Please output the lines shown below exactly as they appear.

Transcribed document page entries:
▬▬▬▬▬▬▬▬▬▬
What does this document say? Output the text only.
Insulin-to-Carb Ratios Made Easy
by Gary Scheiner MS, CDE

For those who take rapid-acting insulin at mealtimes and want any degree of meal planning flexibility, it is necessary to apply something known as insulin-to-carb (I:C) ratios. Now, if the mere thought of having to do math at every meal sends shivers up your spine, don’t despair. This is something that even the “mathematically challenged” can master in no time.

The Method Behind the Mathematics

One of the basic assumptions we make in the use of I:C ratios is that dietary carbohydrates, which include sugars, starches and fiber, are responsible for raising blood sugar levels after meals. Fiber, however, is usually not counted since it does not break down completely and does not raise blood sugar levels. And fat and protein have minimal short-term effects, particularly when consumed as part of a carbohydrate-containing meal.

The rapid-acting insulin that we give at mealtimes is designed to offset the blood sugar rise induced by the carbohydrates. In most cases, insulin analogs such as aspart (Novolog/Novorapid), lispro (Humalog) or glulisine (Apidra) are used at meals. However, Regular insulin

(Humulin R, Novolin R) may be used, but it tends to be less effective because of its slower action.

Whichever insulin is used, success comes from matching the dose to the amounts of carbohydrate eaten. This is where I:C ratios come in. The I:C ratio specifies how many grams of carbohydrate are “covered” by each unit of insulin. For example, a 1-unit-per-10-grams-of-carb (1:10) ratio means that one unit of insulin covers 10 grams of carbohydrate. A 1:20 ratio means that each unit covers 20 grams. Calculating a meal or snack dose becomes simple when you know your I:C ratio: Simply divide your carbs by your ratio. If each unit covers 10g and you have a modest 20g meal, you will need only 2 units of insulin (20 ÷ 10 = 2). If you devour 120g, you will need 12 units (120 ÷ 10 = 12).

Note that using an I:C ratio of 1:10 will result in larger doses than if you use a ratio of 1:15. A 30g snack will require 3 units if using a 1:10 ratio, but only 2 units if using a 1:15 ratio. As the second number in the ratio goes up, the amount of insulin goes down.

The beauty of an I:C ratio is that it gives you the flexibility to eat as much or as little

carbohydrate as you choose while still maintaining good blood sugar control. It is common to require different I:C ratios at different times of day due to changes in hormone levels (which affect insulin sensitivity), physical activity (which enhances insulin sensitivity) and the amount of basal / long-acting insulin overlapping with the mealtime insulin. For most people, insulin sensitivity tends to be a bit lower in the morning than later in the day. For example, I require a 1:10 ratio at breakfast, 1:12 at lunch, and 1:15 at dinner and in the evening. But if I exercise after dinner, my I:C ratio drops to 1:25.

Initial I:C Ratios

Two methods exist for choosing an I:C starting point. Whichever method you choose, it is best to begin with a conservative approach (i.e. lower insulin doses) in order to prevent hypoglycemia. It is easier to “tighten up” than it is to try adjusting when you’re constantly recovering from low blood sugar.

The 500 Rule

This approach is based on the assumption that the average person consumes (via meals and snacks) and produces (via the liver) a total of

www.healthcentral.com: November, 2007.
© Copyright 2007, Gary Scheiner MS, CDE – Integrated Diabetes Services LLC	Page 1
▬▬▬▬▬▬▬▬▬▬
▶ _YOUR RESPONSE_
What does this document say? Output the text only.
Insulin-to-Carb Ratios Made Easy
by Gary Scheiner MS, CDE

For those who take rapid-acting insulin at mealtimes and want any degree of meal planning flexibility, it is necessary to apply something known as insulin-to-carb (I:C) ratios. Now, if the mere thought of having to do math at every meal sends shivers up your spine, don’t despair. This is something that even the “mathematically challenged” can master in no time.

The Method Behind the Mathematics

One of the basic assumptions we make in the use of I:C ratios is that dietary carbohydrates, which include sugars, starches and fiber, are responsible for raising blood sugar levels after meals. Fiber, however, is usually not counted since it does not break down completely and does not raise blood sugar levels. And fat and protein have minimal short-term effects, particularly when consumed as part of a carbohydrate-containing meal.

The rapid-acting insulin that we give at mealtimes is designed to offset the blood sugar rise induced by the carbohydrates. In most cases, insulin analogs such as aspart (Novolog/Novorapid), lispro (Humalog) or glulisine (Apidra) are used at meals. However, Regular insulin

(Humulin R, Novolin R) may be used, but it tends to be less effective because of its slower action.

Whichever insulin is used, success comes from matching the dose to the amounts of carbohydrate eaten. This is where I:C ratios come in. The I:C ratio specifies how many grams of carbohydrate are “covered” by each unit of insulin. For example, a 1-unit-per-10-grams-of-carb (1:10) ratio means that one unit of insulin covers 10 grams of carbohydrate. A 1:20 ratio means that each unit covers 20 grams. Calculating a meal or snack dose becomes simple when you know your I:C ratio: Simply divide your carbs by your ratio. If each unit covers 10g and you have a modest 20g meal, you will need only 2 units of insulin (20 ÷ 10 = 2). If you devour 120g, you will need 12 units (120 ÷ 10 = 12).

Note that using an I:C ratio of 1:10 will result in larger doses than if you use a ratio of 1:15. A 30g snack will require 3 units if using a 1:10 ratio, but only 2 units if using a 1:15 ratio. As the second number in the ratio goes up, the amount of insulin goes down.

The beauty of an I:C ratio is that it gives you the flexibility to eat as much or as little

carbohydrate as you choose while still maintaining good blood sugar control. It is common to require different I:C ratios at different times of day due to changes in hormone levels (which affect insulin sensitivity), physical activity (which enhances insulin sensitivity) and the amount of basal / long-acting insulin overlapping with the mealtime insulin. For most people, insulin sensitivity tends to be a bit lower in the morning than later in the day. For example, I require a 1:10 ratio at breakfast, 1:12 at lunch, and 1:15 at dinner and in the evening. But if I exercise after dinner, my I:C ratio drops to 1:25.

Initial I:C Ratios

Two methods exist for choosing an I:C starting point. Whichever method you choose, it is best to begin with a conservative approach (i.e. lower insulin doses) in order to prevent hypoglycemia. It is easier to “tighten up” than it is to try adjusting when you’re constantly recovering from low blood sugar.

The 500 Rule

This approach is based on the assumption that the average person consumes (via meals and snacks) and produces (via the liver) a total of

www.healthcentral.com: November, 2007.
© Copyright 2007, Gary Scheiner MS, CDE – Integrated Diabetes Services LLC	Page 1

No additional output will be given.